(Stored records)
***

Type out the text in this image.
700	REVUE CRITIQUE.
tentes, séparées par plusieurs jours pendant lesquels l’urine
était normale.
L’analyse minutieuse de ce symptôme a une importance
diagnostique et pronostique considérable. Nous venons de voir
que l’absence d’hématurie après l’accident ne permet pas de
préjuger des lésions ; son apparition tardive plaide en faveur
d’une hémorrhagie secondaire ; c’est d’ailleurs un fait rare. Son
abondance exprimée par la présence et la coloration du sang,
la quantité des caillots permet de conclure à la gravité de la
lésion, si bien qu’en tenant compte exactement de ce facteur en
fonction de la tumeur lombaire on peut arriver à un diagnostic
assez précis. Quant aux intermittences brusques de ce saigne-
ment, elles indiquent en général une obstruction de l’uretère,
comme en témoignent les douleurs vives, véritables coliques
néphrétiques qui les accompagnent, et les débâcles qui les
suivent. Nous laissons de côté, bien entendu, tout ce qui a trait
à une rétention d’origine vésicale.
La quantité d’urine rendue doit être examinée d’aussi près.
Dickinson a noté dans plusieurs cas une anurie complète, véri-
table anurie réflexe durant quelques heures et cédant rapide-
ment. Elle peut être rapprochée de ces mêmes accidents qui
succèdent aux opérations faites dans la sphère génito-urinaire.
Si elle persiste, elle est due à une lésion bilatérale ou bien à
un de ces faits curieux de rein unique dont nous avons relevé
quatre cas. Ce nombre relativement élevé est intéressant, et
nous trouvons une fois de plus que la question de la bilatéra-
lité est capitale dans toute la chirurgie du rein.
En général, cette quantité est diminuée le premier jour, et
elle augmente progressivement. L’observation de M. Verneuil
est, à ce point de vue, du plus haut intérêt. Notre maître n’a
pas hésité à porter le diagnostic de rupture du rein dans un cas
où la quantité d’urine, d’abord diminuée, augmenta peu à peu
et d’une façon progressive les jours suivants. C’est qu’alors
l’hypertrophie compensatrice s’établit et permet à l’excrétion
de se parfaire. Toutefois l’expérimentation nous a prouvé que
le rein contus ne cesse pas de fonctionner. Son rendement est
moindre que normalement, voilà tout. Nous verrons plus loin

***

» Directive
In the lines above, locate the string "peut". Copy every line where it occurs.

» Exercise answer
fonction de la tumeur lombaire on peut arriver à un diagnostic
ment. Elle peut être rapprochée de ces mêmes accidents qui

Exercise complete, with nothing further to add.